→ **Task details**
Locate the lines of the listing below that hold "Nafion", then copy each of them.

* START Records supplied *

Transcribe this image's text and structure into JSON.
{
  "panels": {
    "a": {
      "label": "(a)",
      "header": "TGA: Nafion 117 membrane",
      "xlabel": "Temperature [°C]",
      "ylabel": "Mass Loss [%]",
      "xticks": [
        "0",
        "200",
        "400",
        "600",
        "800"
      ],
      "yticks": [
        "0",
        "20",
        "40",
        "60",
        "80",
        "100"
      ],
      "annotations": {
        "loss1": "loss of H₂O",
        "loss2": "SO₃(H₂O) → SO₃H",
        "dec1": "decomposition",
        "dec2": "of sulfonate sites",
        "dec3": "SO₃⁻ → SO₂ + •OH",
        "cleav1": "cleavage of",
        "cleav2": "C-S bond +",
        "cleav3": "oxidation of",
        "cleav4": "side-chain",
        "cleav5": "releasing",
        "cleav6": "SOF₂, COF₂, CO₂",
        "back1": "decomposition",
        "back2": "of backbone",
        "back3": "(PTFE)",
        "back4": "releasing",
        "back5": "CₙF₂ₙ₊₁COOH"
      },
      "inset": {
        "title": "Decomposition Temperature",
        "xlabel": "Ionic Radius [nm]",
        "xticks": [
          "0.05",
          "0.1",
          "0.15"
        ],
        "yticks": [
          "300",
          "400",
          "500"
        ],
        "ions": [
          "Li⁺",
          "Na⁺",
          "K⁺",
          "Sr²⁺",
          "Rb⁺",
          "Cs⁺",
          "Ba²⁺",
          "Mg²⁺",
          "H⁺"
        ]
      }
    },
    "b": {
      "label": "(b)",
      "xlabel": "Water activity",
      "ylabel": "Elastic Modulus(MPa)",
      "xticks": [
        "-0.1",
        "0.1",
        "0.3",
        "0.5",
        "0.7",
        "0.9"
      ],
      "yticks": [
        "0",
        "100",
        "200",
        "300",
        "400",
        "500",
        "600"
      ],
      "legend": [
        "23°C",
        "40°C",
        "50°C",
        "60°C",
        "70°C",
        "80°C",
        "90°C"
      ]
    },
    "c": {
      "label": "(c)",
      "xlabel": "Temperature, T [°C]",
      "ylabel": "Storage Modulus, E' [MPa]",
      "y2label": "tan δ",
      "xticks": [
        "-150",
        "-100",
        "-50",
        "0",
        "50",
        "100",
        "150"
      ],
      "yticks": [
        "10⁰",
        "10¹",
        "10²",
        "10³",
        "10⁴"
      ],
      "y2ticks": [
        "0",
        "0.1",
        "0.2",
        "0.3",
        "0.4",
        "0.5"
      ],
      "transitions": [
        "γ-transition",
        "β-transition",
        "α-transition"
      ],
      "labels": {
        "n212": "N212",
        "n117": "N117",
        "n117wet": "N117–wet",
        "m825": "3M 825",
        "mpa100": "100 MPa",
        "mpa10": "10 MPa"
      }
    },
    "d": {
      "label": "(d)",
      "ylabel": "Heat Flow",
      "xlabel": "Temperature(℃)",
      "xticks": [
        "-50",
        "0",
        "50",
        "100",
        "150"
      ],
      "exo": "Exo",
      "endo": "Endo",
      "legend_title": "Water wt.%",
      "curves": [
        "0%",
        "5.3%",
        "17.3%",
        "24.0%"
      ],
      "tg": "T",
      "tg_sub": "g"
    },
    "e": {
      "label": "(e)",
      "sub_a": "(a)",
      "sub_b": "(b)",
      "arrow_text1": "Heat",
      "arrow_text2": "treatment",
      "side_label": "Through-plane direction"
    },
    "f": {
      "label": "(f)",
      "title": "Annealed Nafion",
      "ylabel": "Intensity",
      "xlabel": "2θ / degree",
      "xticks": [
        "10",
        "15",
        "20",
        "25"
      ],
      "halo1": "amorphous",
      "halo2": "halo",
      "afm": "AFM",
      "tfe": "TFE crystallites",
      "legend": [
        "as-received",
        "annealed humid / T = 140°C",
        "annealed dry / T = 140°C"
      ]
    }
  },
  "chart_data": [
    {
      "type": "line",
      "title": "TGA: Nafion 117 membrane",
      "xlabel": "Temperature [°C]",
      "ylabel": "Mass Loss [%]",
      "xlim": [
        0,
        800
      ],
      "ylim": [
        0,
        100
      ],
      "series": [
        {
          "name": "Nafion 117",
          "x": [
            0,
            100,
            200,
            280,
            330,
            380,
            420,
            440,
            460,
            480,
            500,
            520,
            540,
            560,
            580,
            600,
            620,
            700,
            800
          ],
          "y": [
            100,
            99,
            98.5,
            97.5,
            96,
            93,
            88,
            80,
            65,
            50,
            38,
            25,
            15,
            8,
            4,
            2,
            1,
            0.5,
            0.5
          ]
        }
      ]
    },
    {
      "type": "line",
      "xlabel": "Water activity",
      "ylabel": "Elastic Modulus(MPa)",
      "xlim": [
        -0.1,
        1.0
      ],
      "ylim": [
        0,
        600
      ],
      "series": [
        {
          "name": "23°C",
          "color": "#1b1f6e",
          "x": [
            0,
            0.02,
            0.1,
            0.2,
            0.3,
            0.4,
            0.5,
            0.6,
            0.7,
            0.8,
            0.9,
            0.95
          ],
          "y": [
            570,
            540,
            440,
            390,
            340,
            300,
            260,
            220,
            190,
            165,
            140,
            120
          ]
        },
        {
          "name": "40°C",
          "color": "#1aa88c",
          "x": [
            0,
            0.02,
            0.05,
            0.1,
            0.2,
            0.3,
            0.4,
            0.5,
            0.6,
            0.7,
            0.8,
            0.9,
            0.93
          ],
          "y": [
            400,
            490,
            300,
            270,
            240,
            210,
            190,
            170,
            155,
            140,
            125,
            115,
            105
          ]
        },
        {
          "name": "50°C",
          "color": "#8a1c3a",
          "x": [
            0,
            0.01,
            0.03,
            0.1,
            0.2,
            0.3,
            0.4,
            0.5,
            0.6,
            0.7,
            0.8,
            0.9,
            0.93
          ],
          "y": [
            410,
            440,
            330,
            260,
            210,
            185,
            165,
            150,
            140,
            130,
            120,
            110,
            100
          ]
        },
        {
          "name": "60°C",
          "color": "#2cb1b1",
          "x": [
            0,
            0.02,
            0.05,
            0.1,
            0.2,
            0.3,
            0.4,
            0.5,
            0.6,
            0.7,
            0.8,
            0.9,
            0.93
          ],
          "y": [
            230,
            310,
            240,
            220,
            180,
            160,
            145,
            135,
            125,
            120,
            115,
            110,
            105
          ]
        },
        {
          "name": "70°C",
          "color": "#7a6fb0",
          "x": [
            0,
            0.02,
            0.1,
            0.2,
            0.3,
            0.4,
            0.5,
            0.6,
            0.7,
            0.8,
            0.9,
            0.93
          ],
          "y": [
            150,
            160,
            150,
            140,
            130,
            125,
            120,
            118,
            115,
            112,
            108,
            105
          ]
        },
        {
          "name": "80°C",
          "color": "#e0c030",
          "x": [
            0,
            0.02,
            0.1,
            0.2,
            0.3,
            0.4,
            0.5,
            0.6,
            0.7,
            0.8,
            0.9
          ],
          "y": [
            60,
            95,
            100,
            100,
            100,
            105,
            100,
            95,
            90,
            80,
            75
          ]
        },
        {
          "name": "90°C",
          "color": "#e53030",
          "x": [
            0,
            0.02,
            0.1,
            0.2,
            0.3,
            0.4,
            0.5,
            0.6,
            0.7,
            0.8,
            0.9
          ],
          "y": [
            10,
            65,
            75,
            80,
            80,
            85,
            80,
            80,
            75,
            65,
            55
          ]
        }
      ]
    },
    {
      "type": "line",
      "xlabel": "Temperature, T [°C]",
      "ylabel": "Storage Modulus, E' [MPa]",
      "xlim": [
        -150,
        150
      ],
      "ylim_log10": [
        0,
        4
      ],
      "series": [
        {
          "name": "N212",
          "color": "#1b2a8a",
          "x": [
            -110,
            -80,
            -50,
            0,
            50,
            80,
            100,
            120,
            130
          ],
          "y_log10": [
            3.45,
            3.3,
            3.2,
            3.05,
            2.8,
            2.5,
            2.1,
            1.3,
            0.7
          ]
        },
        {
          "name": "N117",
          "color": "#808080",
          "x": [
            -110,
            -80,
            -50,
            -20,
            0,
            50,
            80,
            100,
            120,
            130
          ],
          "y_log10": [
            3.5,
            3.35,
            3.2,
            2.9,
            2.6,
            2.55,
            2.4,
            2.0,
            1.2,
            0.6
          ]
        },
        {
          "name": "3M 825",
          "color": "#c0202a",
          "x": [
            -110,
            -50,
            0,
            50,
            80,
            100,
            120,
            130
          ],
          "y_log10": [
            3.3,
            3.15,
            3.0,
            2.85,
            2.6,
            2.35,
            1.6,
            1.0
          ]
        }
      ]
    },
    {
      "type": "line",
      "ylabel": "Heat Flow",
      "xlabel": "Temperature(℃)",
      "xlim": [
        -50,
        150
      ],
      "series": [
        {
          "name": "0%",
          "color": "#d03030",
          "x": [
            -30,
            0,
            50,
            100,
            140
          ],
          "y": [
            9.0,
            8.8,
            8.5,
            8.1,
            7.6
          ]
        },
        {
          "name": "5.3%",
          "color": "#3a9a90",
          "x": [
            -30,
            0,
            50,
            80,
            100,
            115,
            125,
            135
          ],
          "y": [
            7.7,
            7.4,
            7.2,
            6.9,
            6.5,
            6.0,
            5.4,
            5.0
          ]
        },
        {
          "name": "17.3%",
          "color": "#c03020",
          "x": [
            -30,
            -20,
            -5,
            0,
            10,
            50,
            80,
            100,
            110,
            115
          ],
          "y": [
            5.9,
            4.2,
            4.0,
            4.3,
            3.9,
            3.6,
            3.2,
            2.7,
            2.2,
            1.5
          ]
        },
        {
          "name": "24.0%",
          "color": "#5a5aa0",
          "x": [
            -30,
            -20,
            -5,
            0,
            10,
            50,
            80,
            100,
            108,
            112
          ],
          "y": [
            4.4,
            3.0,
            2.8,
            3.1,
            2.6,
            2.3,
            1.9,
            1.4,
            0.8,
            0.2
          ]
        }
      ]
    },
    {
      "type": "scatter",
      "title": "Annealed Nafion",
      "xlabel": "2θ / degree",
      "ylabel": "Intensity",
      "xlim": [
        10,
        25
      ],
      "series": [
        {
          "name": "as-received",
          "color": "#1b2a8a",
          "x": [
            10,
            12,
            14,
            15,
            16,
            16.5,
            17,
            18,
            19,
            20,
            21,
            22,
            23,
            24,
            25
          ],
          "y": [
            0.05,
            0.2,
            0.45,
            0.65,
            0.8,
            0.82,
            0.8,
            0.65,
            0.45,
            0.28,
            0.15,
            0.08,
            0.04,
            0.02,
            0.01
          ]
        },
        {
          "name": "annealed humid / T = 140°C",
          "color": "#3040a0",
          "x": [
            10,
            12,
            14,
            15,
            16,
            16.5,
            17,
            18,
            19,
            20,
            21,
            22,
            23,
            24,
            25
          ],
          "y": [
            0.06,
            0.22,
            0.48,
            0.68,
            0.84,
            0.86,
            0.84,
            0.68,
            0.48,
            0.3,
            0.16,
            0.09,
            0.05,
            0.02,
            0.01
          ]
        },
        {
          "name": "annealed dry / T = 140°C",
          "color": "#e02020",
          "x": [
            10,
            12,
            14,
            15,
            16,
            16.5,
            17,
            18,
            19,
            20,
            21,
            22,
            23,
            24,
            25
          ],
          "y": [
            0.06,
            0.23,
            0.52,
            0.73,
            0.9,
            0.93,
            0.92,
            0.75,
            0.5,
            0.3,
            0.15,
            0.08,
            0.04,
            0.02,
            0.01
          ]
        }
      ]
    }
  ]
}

* END Records supplied *

→ **Output of the exercise**
      "header": "TGA: Nafion 117 membrane",
      "title": "Annealed Nafion",
      "title": "TGA: Nafion 117 membrane",
          "name": "Nafion 117",
      "title": "Annealed Nafion",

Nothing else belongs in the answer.